[start SUPPLIED DATA]

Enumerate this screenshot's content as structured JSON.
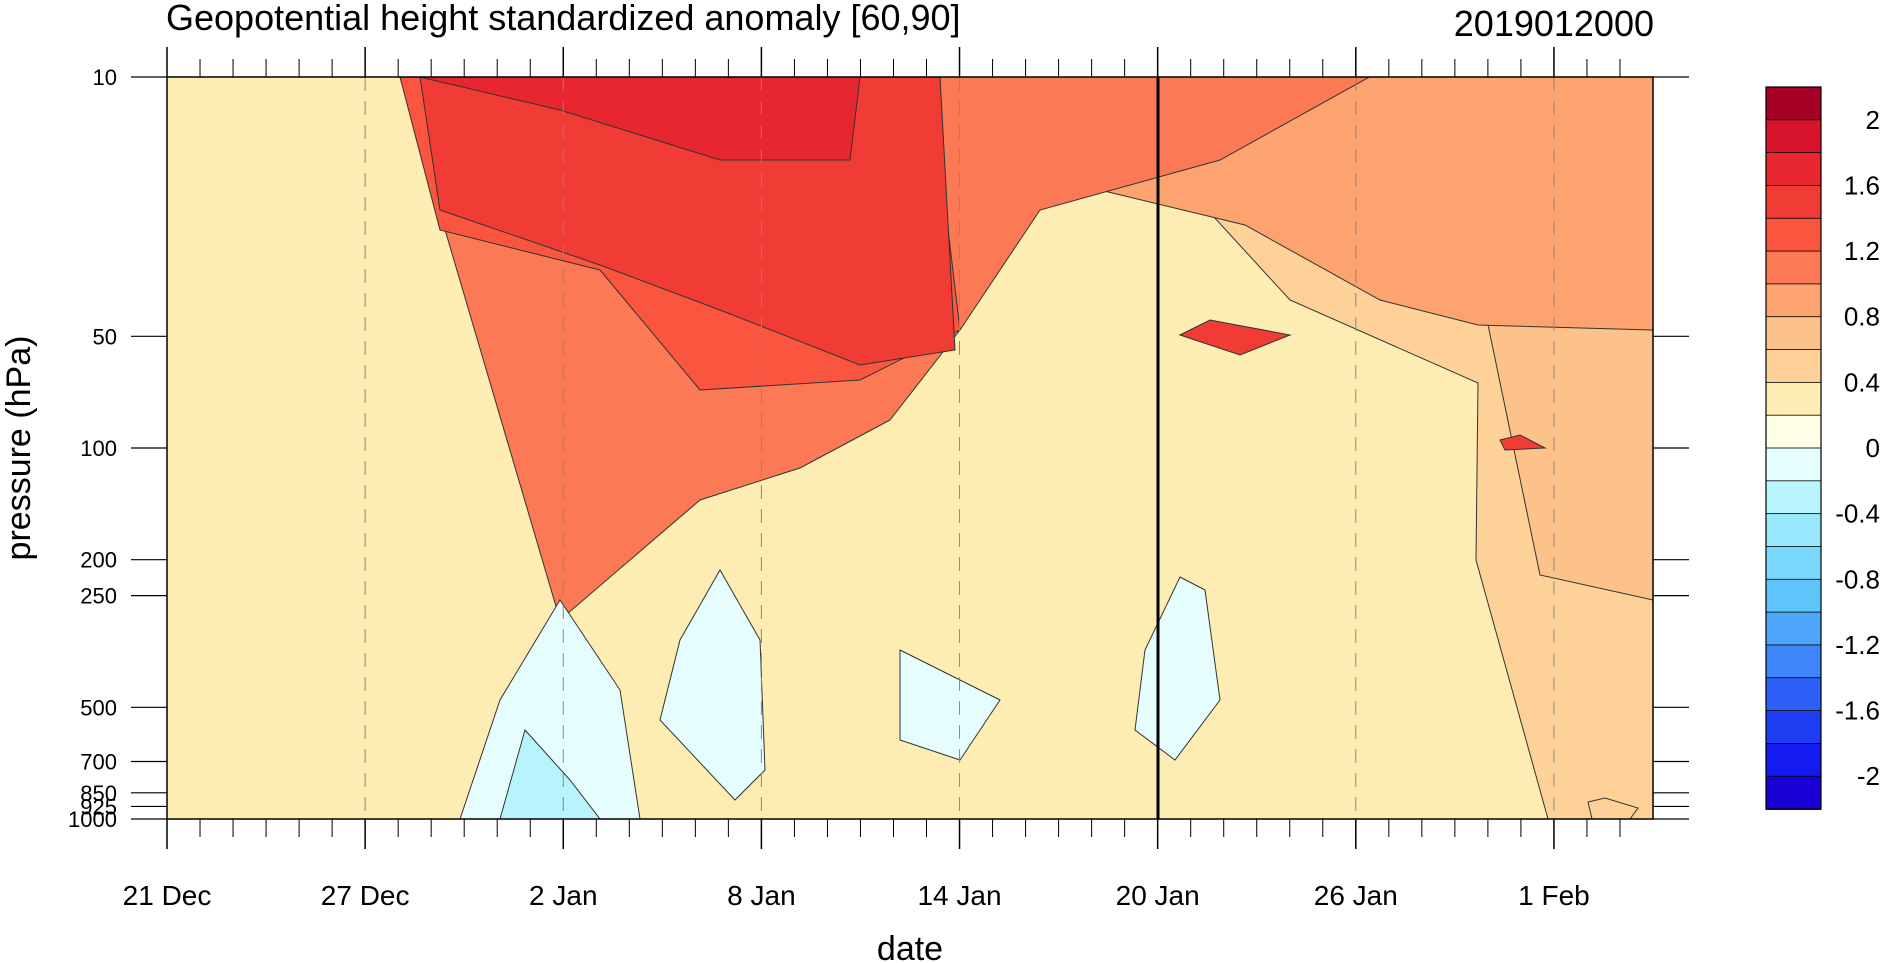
{
  "chart_data": {
    "type": "heatmap",
    "subtype": "time-pressure filled contour",
    "title": "Geopotential height standardized anomaly [60,90]",
    "date_label": "2019012000",
    "xlabel": "date",
    "ylabel": "pressure (hPa)",
    "x_ticks": [
      "21 Dec",
      "27 Dec",
      "2 Jan",
      "8 Jan",
      "14 Jan",
      "20 Jan",
      "26 Jan",
      "1 Feb"
    ],
    "x_range": [
      "2018-12-21",
      "2019-02-05"
    ],
    "y_ticks": [
      10,
      50,
      100,
      200,
      250,
      500,
      700,
      850,
      925,
      1000
    ],
    "y_scale": "log, inverted",
    "y_range": [
      10,
      1000
    ],
    "marker_line_date": "20 Jan",
    "grid": "dashed vertical lines at date ticks",
    "colorbar": {
      "labels": [
        "2",
        "1.6",
        "1.2",
        "0.8",
        "0.4",
        "0",
        "-0.4",
        "-0.8",
        "-1.2",
        "-1.6",
        "-2"
      ],
      "levels": [
        2.2,
        2.0,
        1.8,
        1.6,
        1.4,
        1.2,
        1.0,
        0.8,
        0.6,
        0.4,
        0.2,
        0.0,
        -0.2,
        -0.4,
        -0.6,
        -0.8,
        -1.0,
        -1.2,
        -1.4,
        -1.6,
        -1.8,
        -2.0,
        -2.2
      ],
      "colors": [
        "#a50026",
        "#d7142c",
        "#e8262f",
        "#f03c35",
        "#f9553f",
        "#fb7a55",
        "#fda36f",
        "#fdc28a",
        "#fdd197",
        "#feedb2",
        "#fffee6",
        "#e6fdfe",
        "#b8f4fe",
        "#98e8fd",
        "#7bd8fd",
        "#5fc3fc",
        "#4ea6fb",
        "#3e84fa",
        "#2c60f8",
        "#1f3df2",
        "#141bf0",
        "#1b00d6"
      ]
    }
  }
}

[end SUPPLIED DATA]

WHAT TO PRODUCE :: From the listing above, print every entry precisely and drop the pictures.

EXERCISE RESPONSE ::
Enumerate this screenshot's content as structured JSON.
{
  "chart_data": {
    "type": "heatmap",
    "subtype": "time-pressure filled contour",
    "title": "Geopotential height standardized anomaly [60,90]",
    "date_label": "2019012000",
    "xlabel": "date",
    "ylabel": "pressure (hPa)",
    "x_ticks": [
      "21 Dec",
      "27 Dec",
      "2 Jan",
      "8 Jan",
      "14 Jan",
      "20 Jan",
      "26 Jan",
      "1 Feb"
    ],
    "x_range": [
      "2018-12-21",
      "2019-02-05"
    ],
    "y_ticks": [
      10,
      50,
      100,
      200,
      250,
      500,
      700,
      850,
      925,
      1000
    ],
    "y_scale": "log, inverted",
    "y_range": [
      10,
      1000
    ],
    "marker_line_date": "20 Jan",
    "grid": "dashed vertical lines at date ticks",
    "colorbar": {
      "labels": [
        "2",
        "1.6",
        "1.2",
        "0.8",
        "0.4",
        "0",
        "-0.4",
        "-0.8",
        "-1.2",
        "-1.6",
        "-2"
      ],
      "levels": [
        2.2,
        2.0,
        1.8,
        1.6,
        1.4,
        1.2,
        1.0,
        0.8,
        0.6,
        0.4,
        0.2,
        0.0,
        -0.2,
        -0.4,
        -0.6,
        -0.8,
        -1.0,
        -1.2,
        -1.4,
        -1.6,
        -1.8,
        -2.0,
        -2.2
      ],
      "colors": [
        "#a50026",
        "#d7142c",
        "#e8262f",
        "#f03c35",
        "#f9553f",
        "#fb7a55",
        "#fda36f",
        "#fdc28a",
        "#fdd197",
        "#feedb2",
        "#fffee6",
        "#e6fdfe",
        "#b8f4fe",
        "#98e8fd",
        "#7bd8fd",
        "#5fc3fc",
        "#4ea6fb",
        "#3e84fa",
        "#2c60f8",
        "#1f3df2",
        "#141bf0",
        "#1b00d6"
      ]
    }
  }
}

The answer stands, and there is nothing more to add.